-- START --

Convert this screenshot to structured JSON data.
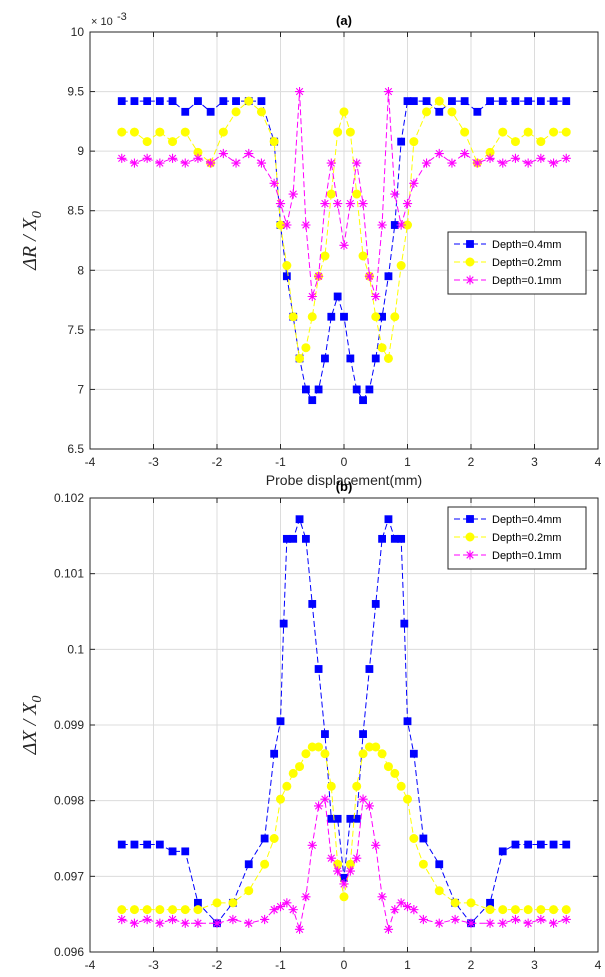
{
  "chart_data": [
    {
      "type": "line",
      "title": "(a)",
      "xlabel": "Probe displacement(mm)",
      "ylabel": "ΔR / X0",
      "ylabel_main": "ΔR / X",
      "ylabel_sub": "0",
      "y_exponent": "× 10",
      "y_exponent_power": "-3",
      "xlim": [
        -4,
        4
      ],
      "ylim": [
        6.5,
        10
      ],
      "xticks": [
        -4,
        -3,
        -2,
        -1,
        0,
        1,
        2,
        3,
        4
      ],
      "yticks": [
        6.5,
        7,
        7.5,
        8,
        8.5,
        9,
        9.5,
        10
      ],
      "xtick_labels": [
        "-4",
        "-3",
        "-2",
        "-1",
        "0",
        "1",
        "2",
        "3",
        "4"
      ],
      "ytick_labels": [
        "6.5",
        "7",
        "7.5",
        "8",
        "8.5",
        "9",
        "9.5",
        "10"
      ],
      "grid": true,
      "legend_position": "right",
      "series": [
        {
          "name": "Depth=0.4mm",
          "color": "#0000ff",
          "marker": "square",
          "x": [
            -3.5,
            -3.3,
            -3.1,
            -2.9,
            -2.7,
            -2.5,
            -2.3,
            -2.1,
            -1.9,
            -1.7,
            -1.5,
            -1.3,
            -1.1,
            -1.0,
            -0.9,
            -0.8,
            -0.7,
            -0.6,
            -0.5,
            -0.4,
            -0.3,
            -0.2,
            -0.1,
            0.0,
            0.1,
            0.2,
            0.3,
            0.4,
            0.5,
            0.6,
            0.7,
            0.8,
            0.9,
            1.0,
            1.1,
            1.3,
            1.5,
            1.7,
            1.9,
            2.1,
            2.3,
            2.5,
            2.7,
            2.9,
            3.1,
            3.3,
            3.5
          ],
          "y": [
            9.42,
            9.42,
            9.42,
            9.42,
            9.42,
            9.33,
            9.42,
            9.33,
            9.42,
            9.42,
            9.42,
            9.42,
            9.08,
            8.38,
            7.95,
            7.61,
            7.26,
            7.0,
            6.91,
            7.0,
            7.26,
            7.61,
            7.78,
            7.61,
            7.26,
            7.0,
            6.91,
            7.0,
            7.26,
            7.61,
            7.95,
            8.38,
            9.08,
            9.42,
            9.42,
            9.42,
            9.33,
            9.42,
            9.42,
            9.33,
            9.42,
            9.42,
            9.42,
            9.42,
            9.42,
            9.42,
            9.42
          ]
        },
        {
          "name": "Depth=0.2mm",
          "color": "#ffff00",
          "marker": "circle",
          "x": [
            -3.5,
            -3.3,
            -3.1,
            -2.9,
            -2.7,
            -2.5,
            -2.3,
            -2.1,
            -1.9,
            -1.7,
            -1.5,
            -1.3,
            -1.1,
            -1.0,
            -0.9,
            -0.8,
            -0.7,
            -0.6,
            -0.5,
            -0.4,
            -0.3,
            -0.2,
            -0.1,
            0.0,
            0.1,
            0.2,
            0.3,
            0.4,
            0.5,
            0.6,
            0.7,
            0.8,
            0.9,
            1.0,
            1.1,
            1.3,
            1.5,
            1.7,
            1.9,
            2.1,
            2.3,
            2.5,
            2.7,
            2.9,
            3.1,
            3.3,
            3.5
          ],
          "y": [
            9.16,
            9.16,
            9.08,
            9.16,
            9.08,
            9.16,
            8.99,
            8.9,
            9.16,
            9.33,
            9.42,
            9.33,
            9.08,
            8.38,
            8.04,
            7.61,
            7.26,
            7.35,
            7.61,
            7.95,
            8.12,
            8.64,
            9.16,
            9.33,
            9.16,
            8.64,
            8.12,
            7.95,
            7.61,
            7.35,
            7.26,
            7.61,
            8.04,
            8.38,
            9.08,
            9.33,
            9.42,
            9.33,
            9.16,
            8.9,
            8.99,
            9.16,
            9.08,
            9.16,
            9.08,
            9.16,
            9.16
          ]
        },
        {
          "name": "Depth=0.1mm",
          "color": "#ff00ff",
          "marker": "asterisk",
          "x": [
            -3.5,
            -3.3,
            -3.1,
            -2.9,
            -2.7,
            -2.5,
            -2.3,
            -2.1,
            -1.9,
            -1.7,
            -1.5,
            -1.3,
            -1.1,
            -1.0,
            -0.9,
            -0.8,
            -0.7,
            -0.6,
            -0.5,
            -0.4,
            -0.3,
            -0.2,
            -0.1,
            0.0,
            0.1,
            0.2,
            0.3,
            0.4,
            0.5,
            0.6,
            0.7,
            0.8,
            0.9,
            1.0,
            1.1,
            1.3,
            1.5,
            1.7,
            1.9,
            2.1,
            2.3,
            2.5,
            2.7,
            2.9,
            3.1,
            3.3,
            3.5
          ],
          "y": [
            8.94,
            8.9,
            8.94,
            8.9,
            8.94,
            8.9,
            8.94,
            8.9,
            8.98,
            8.9,
            8.98,
            8.9,
            8.73,
            8.56,
            8.38,
            8.64,
            9.5,
            8.38,
            7.78,
            7.95,
            8.56,
            8.9,
            8.56,
            8.21,
            8.56,
            8.9,
            8.56,
            7.95,
            7.78,
            8.38,
            9.5,
            8.64,
            8.38,
            8.56,
            8.73,
            8.9,
            8.98,
            8.9,
            8.98,
            8.9,
            8.94,
            8.9,
            8.94,
            8.9,
            8.94,
            8.9,
            8.94
          ]
        }
      ]
    },
    {
      "type": "line",
      "title": "(b)",
      "xlabel": "Probe displacement(mm)",
      "ylabel": "ΔX / X0",
      "ylabel_main": "ΔX / X",
      "ylabel_sub": "0",
      "xlim": [
        -4,
        4
      ],
      "ylim": [
        0.096,
        0.102
      ],
      "xticks": [
        -4,
        -3,
        -2,
        -1,
        0,
        1,
        2,
        3,
        4
      ],
      "yticks": [
        0.096,
        0.097,
        0.098,
        0.099,
        0.1,
        0.101,
        0.102
      ],
      "xtick_labels": [
        "-4",
        "-3",
        "-2",
        "-1",
        "0",
        "1",
        "2",
        "3",
        "4"
      ],
      "ytick_labels": [
        "0.096",
        "0.097",
        "0.098",
        "0.099",
        "0.1",
        "0.101",
        "0.102"
      ],
      "grid": true,
      "legend_position": "top-right",
      "series": [
        {
          "name": "Depth=0.4mm",
          "color": "#0000ff",
          "marker": "square",
          "x": [
            -3.5,
            -3.3,
            -3.1,
            -2.9,
            -2.7,
            -2.5,
            -2.3,
            -2.0,
            -1.75,
            -1.5,
            -1.25,
            -1.1,
            -1.0,
            -0.95,
            -0.9,
            -0.8,
            -0.7,
            -0.6,
            -0.5,
            -0.4,
            -0.3,
            -0.2,
            -0.1,
            0.0,
            0.1,
            0.2,
            0.3,
            0.4,
            0.5,
            0.6,
            0.7,
            0.8,
            0.9,
            0.95,
            1.0,
            1.1,
            1.25,
            1.5,
            1.75,
            2.0,
            2.3,
            2.5,
            2.7,
            2.9,
            3.1,
            3.3,
            3.5
          ],
          "y": [
            0.09742,
            0.09742,
            0.09742,
            0.09742,
            0.09733,
            0.09733,
            0.09665,
            0.09638,
            0.09665,
            0.09716,
            0.0975,
            0.09862,
            0.09905,
            0.10034,
            0.10146,
            0.10146,
            0.10172,
            0.10146,
            0.1006,
            0.09974,
            0.09888,
            0.09776,
            0.09776,
            0.09698,
            0.09776,
            0.09776,
            0.09888,
            0.09974,
            0.1006,
            0.10146,
            0.10172,
            0.10146,
            0.10146,
            0.10034,
            0.09905,
            0.09862,
            0.0975,
            0.09716,
            0.09665,
            0.09638,
            0.09665,
            0.09733,
            0.09742,
            0.09742,
            0.09742,
            0.09742,
            0.09742
          ]
        },
        {
          "name": "Depth=0.2mm",
          "color": "#ffff00",
          "marker": "circle",
          "x": [
            -3.5,
            -3.3,
            -3.1,
            -2.9,
            -2.7,
            -2.5,
            -2.3,
            -2.0,
            -1.75,
            -1.5,
            -1.25,
            -1.1,
            -1.0,
            -0.9,
            -0.8,
            -0.7,
            -0.6,
            -0.5,
            -0.4,
            -0.3,
            -0.2,
            -0.1,
            0.0,
            0.1,
            0.2,
            0.3,
            0.4,
            0.5,
            0.6,
            0.7,
            0.8,
            0.9,
            1.0,
            1.1,
            1.25,
            1.5,
            1.75,
            2.0,
            2.3,
            2.5,
            2.7,
            2.9,
            3.1,
            3.3,
            3.5
          ],
          "y": [
            0.09656,
            0.09656,
            0.09656,
            0.09656,
            0.09656,
            0.09656,
            0.09656,
            0.09665,
            0.09665,
            0.09681,
            0.09716,
            0.0975,
            0.09802,
            0.09819,
            0.09836,
            0.09845,
            0.09862,
            0.09871,
            0.09871,
            0.09862,
            0.09819,
            0.09716,
            0.09673,
            0.09716,
            0.09819,
            0.09862,
            0.09871,
            0.09871,
            0.09862,
            0.09845,
            0.09836,
            0.09819,
            0.09802,
            0.0975,
            0.09716,
            0.09681,
            0.09665,
            0.09665,
            0.09656,
            0.09656,
            0.09656,
            0.09656,
            0.09656,
            0.09656,
            0.09656
          ]
        },
        {
          "name": "Depth=0.1mm",
          "color": "#ff00ff",
          "marker": "asterisk",
          "x": [
            -3.5,
            -3.3,
            -3.1,
            -2.9,
            -2.7,
            -2.5,
            -2.3,
            -2.0,
            -1.75,
            -1.5,
            -1.25,
            -1.1,
            -1.0,
            -0.9,
            -0.8,
            -0.7,
            -0.6,
            -0.5,
            -0.4,
            -0.3,
            -0.2,
            -0.1,
            0.0,
            0.1,
            0.2,
            0.3,
            0.4,
            0.5,
            0.6,
            0.7,
            0.8,
            0.9,
            1.0,
            1.1,
            1.25,
            1.5,
            1.75,
            2.0,
            2.3,
            2.5,
            2.7,
            2.9,
            3.1,
            3.3,
            3.5
          ],
          "y": [
            0.09643,
            0.09638,
            0.09643,
            0.09638,
            0.09643,
            0.09638,
            0.09638,
            0.09638,
            0.09643,
            0.09638,
            0.09643,
            0.09656,
            0.0966,
            0.09665,
            0.09656,
            0.0963,
            0.09673,
            0.09741,
            0.09793,
            0.09802,
            0.09724,
            0.09707,
            0.0969,
            0.09707,
            0.09724,
            0.09802,
            0.09793,
            0.09741,
            0.09673,
            0.0963,
            0.09656,
            0.09665,
            0.0966,
            0.09656,
            0.09643,
            0.09638,
            0.09643,
            0.09638,
            0.09638,
            0.09638,
            0.09643,
            0.09638,
            0.09643,
            0.09638,
            0.09643
          ]
        }
      ]
    }
  ]
}
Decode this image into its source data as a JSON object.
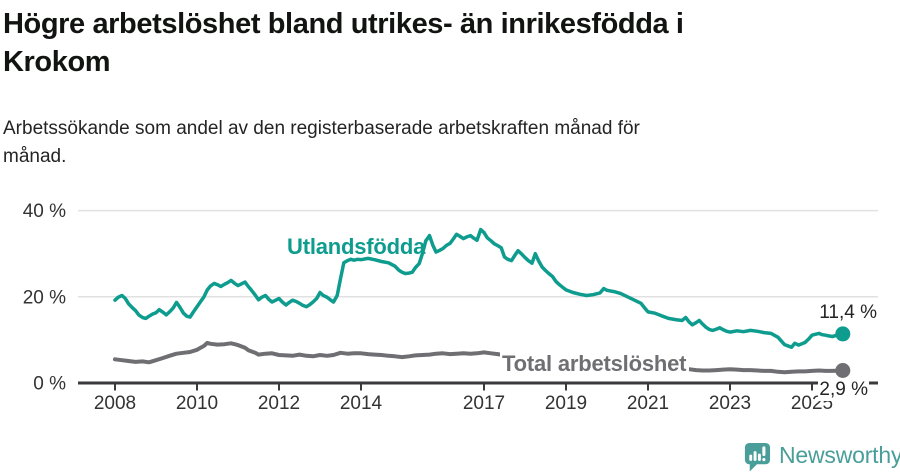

-- END --

Task |
Copy all lines from the material that contain "JSON".

Exercise output |
Convert this screenshot to structured JSON data.
Decode this image into its source data as a JSON object.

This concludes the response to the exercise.